WHAT TO WORK ON: Retype the material word for word.

A block of data:
○ ○ ○
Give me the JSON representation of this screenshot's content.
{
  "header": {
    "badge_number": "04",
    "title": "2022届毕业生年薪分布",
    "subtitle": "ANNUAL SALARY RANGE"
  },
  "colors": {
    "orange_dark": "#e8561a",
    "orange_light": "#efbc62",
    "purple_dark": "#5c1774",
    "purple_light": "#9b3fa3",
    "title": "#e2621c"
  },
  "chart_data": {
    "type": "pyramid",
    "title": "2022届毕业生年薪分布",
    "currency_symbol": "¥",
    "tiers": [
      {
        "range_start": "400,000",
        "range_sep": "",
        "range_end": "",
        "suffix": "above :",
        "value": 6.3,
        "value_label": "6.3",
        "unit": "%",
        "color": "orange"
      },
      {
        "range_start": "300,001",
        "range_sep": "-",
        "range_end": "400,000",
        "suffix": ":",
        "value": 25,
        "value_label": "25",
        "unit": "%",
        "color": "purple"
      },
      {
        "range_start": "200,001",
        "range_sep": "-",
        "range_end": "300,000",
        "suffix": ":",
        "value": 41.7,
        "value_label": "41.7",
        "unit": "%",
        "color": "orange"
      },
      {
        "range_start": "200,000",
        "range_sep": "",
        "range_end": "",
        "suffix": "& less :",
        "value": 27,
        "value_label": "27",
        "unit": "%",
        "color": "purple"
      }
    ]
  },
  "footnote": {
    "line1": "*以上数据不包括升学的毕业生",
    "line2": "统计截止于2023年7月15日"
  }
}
○ ○ ○
EXERCISE OUTPUT:
Give me the JSON representation of this screenshot's content.
{
  "header": {
    "badge_number": "04",
    "title": "2022届毕业生年薪分布",
    "subtitle": "ANNUAL SALARY RANGE"
  },
  "colors": {
    "orange_dark": "#e8561a",
    "orange_light": "#efbc62",
    "purple_dark": "#5c1774",
    "purple_light": "#9b3fa3",
    "title": "#e2621c"
  },
  "chart_data": {
    "type": "pyramid",
    "title": "2022届毕业生年薪分布",
    "currency_symbol": "¥",
    "tiers": [
      {
        "range_start": "400,000",
        "range_sep": "",
        "range_end": "",
        "suffix": "above :",
        "value": 6.3,
        "value_label": "6.3",
        "unit": "%",
        "color": "orange"
      },
      {
        "range_start": "300,001",
        "range_sep": "-",
        "range_end": "400,000",
        "suffix": ":",
        "value": 25,
        "value_label": "25",
        "unit": "%",
        "color": "purple"
      },
      {
        "range_start": "200,001",
        "range_sep": "-",
        "range_end": "300,000",
        "suffix": ":",
        "value": 41.7,
        "value_label": "41.7",
        "unit": "%",
        "color": "orange"
      },
      {
        "range_start": "200,000",
        "range_sep": "",
        "range_end": "",
        "suffix": "& less :",
        "value": 27,
        "value_label": "27",
        "unit": "%",
        "color": "purple"
      }
    ]
  },
  "footnote": {
    "line1": "*以上数据不包括升学的毕业生",
    "line2": "统计截止于2023年7月15日"
  }
}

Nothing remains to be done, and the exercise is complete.